─── DATA EXCERPTS ───
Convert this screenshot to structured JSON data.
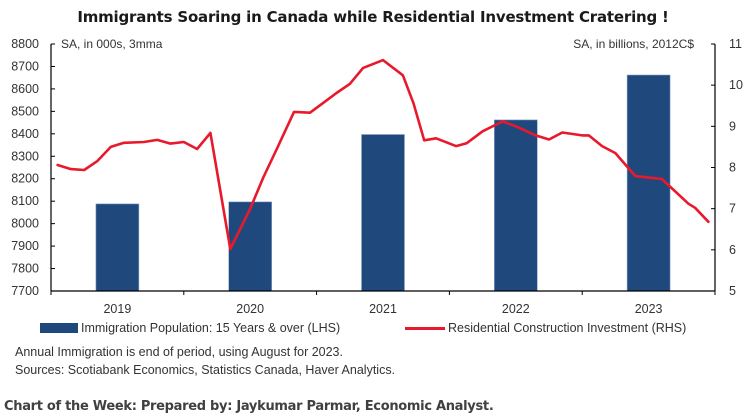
{
  "title": "Immigrants Soaring in Canada while Residential Investment Cratering !",
  "left_unit": "SA, in 000s, 3mma",
  "right_unit": "SA, in billions, 2012C$",
  "legend": {
    "bar_label": "Immigration Population: 15 Years & over (LHS)",
    "line_label": "Residential Construction Investment (RHS)"
  },
  "notes": [
    "Annual Immigration is end of period, using August for 2023.",
    "Sources: Scotiabank Economics, Statistics Canada, Haver Analytics."
  ],
  "footer": "Chart of the Week: Prepared by: Jaykumar Parmar, Economic Analyst.",
  "colors": {
    "bar": "#1f497d",
    "line": "#e8192c",
    "axis": "#000000"
  },
  "chart_data": {
    "type": "bar+line",
    "title": "Immigrants Soaring in Canada while Residential Investment Cratering !",
    "categories": [
      "2019",
      "2020",
      "2021",
      "2022",
      "2023"
    ],
    "left_axis": {
      "label": "SA, in 000s, 3mma",
      "ylim": [
        7700,
        8800
      ],
      "ticks": [
        7700,
        7800,
        7900,
        8000,
        8100,
        8200,
        8300,
        8400,
        8500,
        8600,
        8700,
        8800
      ]
    },
    "right_axis": {
      "label": "SA, in billions, 2012C$",
      "ylim": [
        5,
        11
      ],
      "ticks": [
        5,
        6,
        7,
        8,
        9,
        10,
        11
      ]
    },
    "series": [
      {
        "name": "Immigration Population: 15 Years & over (LHS)",
        "type": "bar",
        "axis": "left",
        "values": [
          8088,
          8097,
          8397,
          8462,
          8662
        ]
      },
      {
        "name": "Residential Construction Investment (RHS)",
        "type": "line",
        "axis": "right",
        "x": [
          2019.0,
          2019.1,
          2019.2,
          2019.3,
          2019.4,
          2019.5,
          2019.65,
          2019.75,
          2019.85,
          2019.95,
          2020.05,
          2020.15,
          2020.3,
          2020.45,
          2020.55,
          2020.65,
          2020.78,
          2020.9,
          2021.0,
          2021.1,
          2021.2,
          2021.3,
          2021.45,
          2021.6,
          2021.68,
          2021.76,
          2021.85,
          2022.0,
          2022.08,
          2022.2,
          2022.35,
          2022.45,
          2022.6,
          2022.7,
          2022.8,
          2022.95,
          2023.0,
          2023.1,
          2023.2,
          2023.35,
          2023.55,
          2023.75,
          2023.8,
          2023.9
        ],
        "values": [
          8.06,
          7.96,
          7.94,
          8.16,
          8.5,
          8.6,
          8.62,
          8.67,
          8.58,
          8.62,
          8.45,
          8.84,
          6.02,
          7.0,
          7.77,
          8.45,
          9.35,
          9.33,
          9.57,
          9.81,
          10.03,
          10.42,
          10.61,
          10.24,
          9.56,
          8.66,
          8.71,
          8.52,
          8.59,
          8.88,
          9.12,
          9.0,
          8.78,
          8.68,
          8.85,
          8.78,
          8.78,
          8.52,
          8.35,
          7.79,
          7.72,
          7.12,
          7.02,
          6.68
        ]
      }
    ],
    "grid": false,
    "legend_position": "bottom"
  }
}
───
Transcribe the complete set of entries verbatim. No pictures belong in the copy.

Convert this screenshot to structured JSON data.
{
  "title": "Immigrants Soaring in Canada while Residential Investment Cratering !",
  "left_unit": "SA, in 000s, 3mma",
  "right_unit": "SA, in billions, 2012C$",
  "legend": {
    "bar_label": "Immigration Population: 15 Years & over (LHS)",
    "line_label": "Residential Construction Investment (RHS)"
  },
  "notes": [
    "Annual Immigration is end of period, using August for 2023.",
    "Sources: Scotiabank Economics, Statistics Canada, Haver Analytics."
  ],
  "footer": "Chart of the Week: Prepared by: Jaykumar Parmar, Economic Analyst.",
  "colors": {
    "bar": "#1f497d",
    "line": "#e8192c",
    "axis": "#000000"
  },
  "chart_data": {
    "type": "bar+line",
    "title": "Immigrants Soaring in Canada while Residential Investment Cratering !",
    "categories": [
      "2019",
      "2020",
      "2021",
      "2022",
      "2023"
    ],
    "left_axis": {
      "label": "SA, in 000s, 3mma",
      "ylim": [
        7700,
        8800
      ],
      "ticks": [
        7700,
        7800,
        7900,
        8000,
        8100,
        8200,
        8300,
        8400,
        8500,
        8600,
        8700,
        8800
      ]
    },
    "right_axis": {
      "label": "SA, in billions, 2012C$",
      "ylim": [
        5,
        11
      ],
      "ticks": [
        5,
        6,
        7,
        8,
        9,
        10,
        11
      ]
    },
    "series": [
      {
        "name": "Immigration Population: 15 Years & over (LHS)",
        "type": "bar",
        "axis": "left",
        "values": [
          8088,
          8097,
          8397,
          8462,
          8662
        ]
      },
      {
        "name": "Residential Construction Investment (RHS)",
        "type": "line",
        "axis": "right",
        "x": [
          2019.0,
          2019.1,
          2019.2,
          2019.3,
          2019.4,
          2019.5,
          2019.65,
          2019.75,
          2019.85,
          2019.95,
          2020.05,
          2020.15,
          2020.3,
          2020.45,
          2020.55,
          2020.65,
          2020.78,
          2020.9,
          2021.0,
          2021.1,
          2021.2,
          2021.3,
          2021.45,
          2021.6,
          2021.68,
          2021.76,
          2021.85,
          2022.0,
          2022.08,
          2022.2,
          2022.35,
          2022.45,
          2022.6,
          2022.7,
          2022.8,
          2022.95,
          2023.0,
          2023.1,
          2023.2,
          2023.35,
          2023.55,
          2023.75,
          2023.8,
          2023.9
        ],
        "values": [
          8.06,
          7.96,
          7.94,
          8.16,
          8.5,
          8.6,
          8.62,
          8.67,
          8.58,
          8.62,
          8.45,
          8.84,
          6.02,
          7.0,
          7.77,
          8.45,
          9.35,
          9.33,
          9.57,
          9.81,
          10.03,
          10.42,
          10.61,
          10.24,
          9.56,
          8.66,
          8.71,
          8.52,
          8.59,
          8.88,
          9.12,
          9.0,
          8.78,
          8.68,
          8.85,
          8.78,
          8.78,
          8.52,
          8.35,
          7.79,
          7.72,
          7.12,
          7.02,
          6.68
        ]
      }
    ],
    "grid": false,
    "legend_position": "bottom"
  }
}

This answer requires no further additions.